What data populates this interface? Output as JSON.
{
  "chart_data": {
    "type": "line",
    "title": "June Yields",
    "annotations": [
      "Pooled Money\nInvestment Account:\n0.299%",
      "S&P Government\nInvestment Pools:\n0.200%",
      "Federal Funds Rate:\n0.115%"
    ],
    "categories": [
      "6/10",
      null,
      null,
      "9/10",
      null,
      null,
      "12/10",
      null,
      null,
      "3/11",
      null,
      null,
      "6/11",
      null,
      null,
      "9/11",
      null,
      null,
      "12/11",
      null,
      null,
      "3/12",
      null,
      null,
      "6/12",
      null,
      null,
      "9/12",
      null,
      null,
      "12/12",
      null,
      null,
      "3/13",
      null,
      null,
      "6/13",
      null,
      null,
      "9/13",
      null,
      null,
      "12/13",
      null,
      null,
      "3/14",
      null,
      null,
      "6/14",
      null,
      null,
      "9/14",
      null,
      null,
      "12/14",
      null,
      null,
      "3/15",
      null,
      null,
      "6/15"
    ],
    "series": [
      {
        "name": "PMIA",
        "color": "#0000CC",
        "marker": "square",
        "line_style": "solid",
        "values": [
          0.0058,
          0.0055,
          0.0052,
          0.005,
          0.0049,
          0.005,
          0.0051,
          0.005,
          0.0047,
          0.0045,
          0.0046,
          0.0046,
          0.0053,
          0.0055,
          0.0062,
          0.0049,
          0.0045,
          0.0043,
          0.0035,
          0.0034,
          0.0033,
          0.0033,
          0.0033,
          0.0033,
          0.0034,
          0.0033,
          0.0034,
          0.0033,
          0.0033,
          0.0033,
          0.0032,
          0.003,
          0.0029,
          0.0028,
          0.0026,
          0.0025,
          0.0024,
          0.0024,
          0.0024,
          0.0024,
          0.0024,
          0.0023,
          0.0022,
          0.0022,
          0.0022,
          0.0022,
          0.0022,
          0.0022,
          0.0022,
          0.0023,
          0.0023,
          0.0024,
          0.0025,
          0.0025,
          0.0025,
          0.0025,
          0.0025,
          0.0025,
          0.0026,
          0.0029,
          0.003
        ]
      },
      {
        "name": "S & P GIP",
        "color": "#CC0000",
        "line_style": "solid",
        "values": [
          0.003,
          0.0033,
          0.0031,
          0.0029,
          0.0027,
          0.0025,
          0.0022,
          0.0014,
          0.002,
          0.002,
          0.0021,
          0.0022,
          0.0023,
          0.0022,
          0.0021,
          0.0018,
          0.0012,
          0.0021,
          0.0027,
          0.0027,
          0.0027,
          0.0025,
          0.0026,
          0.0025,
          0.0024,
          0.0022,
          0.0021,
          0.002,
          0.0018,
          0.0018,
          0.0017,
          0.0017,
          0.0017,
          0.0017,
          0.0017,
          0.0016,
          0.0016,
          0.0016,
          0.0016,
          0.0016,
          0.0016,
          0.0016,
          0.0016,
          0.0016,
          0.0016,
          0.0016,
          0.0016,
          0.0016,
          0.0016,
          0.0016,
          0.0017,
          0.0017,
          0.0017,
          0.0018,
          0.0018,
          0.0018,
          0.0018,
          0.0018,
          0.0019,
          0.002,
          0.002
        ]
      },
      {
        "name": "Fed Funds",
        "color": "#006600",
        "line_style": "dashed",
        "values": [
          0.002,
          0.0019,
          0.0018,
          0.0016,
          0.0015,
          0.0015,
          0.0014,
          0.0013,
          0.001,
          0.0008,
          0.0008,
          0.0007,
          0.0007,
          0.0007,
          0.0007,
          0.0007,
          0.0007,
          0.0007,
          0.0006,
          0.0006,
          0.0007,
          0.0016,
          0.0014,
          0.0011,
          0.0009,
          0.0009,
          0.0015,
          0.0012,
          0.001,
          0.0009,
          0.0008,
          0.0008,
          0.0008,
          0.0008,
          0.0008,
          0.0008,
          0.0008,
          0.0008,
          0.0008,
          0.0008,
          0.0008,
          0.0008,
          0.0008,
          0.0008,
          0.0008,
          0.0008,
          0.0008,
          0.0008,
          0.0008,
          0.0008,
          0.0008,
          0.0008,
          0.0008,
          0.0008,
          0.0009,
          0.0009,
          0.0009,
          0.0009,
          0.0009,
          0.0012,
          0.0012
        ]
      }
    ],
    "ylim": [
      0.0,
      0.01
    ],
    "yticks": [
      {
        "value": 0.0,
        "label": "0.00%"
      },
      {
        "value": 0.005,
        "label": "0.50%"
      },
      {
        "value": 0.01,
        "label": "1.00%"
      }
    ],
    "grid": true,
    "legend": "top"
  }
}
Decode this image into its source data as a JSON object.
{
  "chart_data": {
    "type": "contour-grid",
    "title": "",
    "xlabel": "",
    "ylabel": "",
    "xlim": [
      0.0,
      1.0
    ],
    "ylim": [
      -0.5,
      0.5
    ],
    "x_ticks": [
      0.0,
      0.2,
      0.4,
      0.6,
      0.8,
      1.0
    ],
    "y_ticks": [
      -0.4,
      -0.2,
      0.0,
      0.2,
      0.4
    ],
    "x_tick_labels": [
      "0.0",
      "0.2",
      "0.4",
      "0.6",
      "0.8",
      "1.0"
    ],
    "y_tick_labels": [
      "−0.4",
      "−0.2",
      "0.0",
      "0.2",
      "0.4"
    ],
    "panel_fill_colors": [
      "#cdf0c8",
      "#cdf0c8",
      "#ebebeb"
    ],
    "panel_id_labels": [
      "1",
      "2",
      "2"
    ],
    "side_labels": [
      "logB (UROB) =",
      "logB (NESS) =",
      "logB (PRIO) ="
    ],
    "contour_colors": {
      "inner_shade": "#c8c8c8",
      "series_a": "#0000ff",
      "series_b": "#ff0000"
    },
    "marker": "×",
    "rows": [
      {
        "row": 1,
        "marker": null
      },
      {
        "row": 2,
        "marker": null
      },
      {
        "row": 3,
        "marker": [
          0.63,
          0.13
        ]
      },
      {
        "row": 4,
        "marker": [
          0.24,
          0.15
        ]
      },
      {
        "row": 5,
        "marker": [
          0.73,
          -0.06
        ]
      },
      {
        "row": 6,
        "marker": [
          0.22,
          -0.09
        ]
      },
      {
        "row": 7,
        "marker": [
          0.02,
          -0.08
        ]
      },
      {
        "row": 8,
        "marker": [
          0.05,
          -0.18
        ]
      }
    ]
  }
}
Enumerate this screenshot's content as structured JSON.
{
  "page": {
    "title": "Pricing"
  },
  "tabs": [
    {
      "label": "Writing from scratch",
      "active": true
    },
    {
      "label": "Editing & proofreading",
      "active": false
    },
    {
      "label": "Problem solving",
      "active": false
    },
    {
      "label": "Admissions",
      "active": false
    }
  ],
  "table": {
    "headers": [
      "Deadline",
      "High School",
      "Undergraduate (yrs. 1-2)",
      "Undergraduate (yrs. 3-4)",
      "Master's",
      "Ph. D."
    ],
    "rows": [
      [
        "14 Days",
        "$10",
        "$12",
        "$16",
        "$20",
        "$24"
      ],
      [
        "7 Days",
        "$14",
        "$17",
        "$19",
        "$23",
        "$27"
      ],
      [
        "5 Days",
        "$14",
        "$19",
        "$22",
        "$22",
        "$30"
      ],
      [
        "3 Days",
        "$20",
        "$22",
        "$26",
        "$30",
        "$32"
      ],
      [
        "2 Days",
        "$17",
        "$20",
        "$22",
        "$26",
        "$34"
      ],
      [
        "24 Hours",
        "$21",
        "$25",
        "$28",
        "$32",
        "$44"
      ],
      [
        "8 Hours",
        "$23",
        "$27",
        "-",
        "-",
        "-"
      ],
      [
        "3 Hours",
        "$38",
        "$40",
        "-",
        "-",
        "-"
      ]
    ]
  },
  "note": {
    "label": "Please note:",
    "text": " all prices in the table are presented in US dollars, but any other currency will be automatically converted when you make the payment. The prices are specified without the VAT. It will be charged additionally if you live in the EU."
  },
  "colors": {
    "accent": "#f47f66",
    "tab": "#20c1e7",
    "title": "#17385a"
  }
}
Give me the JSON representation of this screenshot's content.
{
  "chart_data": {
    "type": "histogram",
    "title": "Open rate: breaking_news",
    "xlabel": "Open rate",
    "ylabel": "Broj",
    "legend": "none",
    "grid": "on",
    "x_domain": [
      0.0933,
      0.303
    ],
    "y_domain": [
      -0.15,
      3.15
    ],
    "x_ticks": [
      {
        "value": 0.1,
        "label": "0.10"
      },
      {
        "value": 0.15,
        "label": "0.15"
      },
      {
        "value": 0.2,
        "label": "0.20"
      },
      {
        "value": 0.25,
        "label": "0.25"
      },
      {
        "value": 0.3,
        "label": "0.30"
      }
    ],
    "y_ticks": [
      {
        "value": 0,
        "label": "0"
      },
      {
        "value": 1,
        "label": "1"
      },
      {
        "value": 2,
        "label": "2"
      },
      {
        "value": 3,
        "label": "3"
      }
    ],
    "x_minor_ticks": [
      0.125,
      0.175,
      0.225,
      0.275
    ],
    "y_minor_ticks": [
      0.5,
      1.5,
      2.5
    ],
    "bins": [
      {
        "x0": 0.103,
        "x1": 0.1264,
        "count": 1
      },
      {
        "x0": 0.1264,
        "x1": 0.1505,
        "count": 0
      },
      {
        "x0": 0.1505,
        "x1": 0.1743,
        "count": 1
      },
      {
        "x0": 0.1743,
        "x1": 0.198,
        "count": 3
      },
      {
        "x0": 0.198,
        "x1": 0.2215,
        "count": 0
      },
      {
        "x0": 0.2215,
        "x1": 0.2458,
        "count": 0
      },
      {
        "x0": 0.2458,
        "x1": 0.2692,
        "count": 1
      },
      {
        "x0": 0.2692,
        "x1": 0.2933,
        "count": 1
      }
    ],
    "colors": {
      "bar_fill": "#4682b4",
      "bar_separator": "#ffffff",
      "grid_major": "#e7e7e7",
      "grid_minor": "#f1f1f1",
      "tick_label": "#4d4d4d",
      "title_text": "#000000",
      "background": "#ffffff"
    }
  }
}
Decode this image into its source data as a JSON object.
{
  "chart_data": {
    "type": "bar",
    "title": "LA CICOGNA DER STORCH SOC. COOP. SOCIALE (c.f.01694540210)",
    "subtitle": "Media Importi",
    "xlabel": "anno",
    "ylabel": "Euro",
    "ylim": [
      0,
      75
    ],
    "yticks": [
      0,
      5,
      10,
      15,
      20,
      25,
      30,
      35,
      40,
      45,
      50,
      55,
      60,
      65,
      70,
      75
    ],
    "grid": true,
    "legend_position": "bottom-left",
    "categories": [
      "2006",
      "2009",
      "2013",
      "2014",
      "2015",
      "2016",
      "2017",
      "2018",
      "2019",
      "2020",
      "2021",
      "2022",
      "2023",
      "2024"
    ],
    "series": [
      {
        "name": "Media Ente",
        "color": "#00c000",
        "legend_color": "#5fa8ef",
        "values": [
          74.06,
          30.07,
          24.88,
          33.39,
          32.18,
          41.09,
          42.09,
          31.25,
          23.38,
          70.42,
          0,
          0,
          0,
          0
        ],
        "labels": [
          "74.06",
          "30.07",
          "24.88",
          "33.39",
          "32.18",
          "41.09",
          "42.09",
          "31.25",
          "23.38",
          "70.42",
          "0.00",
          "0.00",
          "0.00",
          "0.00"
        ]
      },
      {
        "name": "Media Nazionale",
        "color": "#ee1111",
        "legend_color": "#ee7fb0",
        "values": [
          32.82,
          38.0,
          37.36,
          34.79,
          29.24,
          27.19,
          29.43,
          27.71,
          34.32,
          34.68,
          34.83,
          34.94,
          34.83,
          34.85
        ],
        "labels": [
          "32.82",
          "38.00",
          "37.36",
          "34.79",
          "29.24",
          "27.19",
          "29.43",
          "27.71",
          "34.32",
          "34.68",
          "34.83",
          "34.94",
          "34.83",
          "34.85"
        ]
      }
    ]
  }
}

◆ ◆ ◆

Extract each line from the entries above that contains the string "JSON".

What data populates this interface? Output as JSON.
Decode this image into its source data as a JSON object.
Enumerate this screenshot's content as structured JSON.
Give me the JSON representation of this screenshot's content.
Decode this image into its source data as a JSON object.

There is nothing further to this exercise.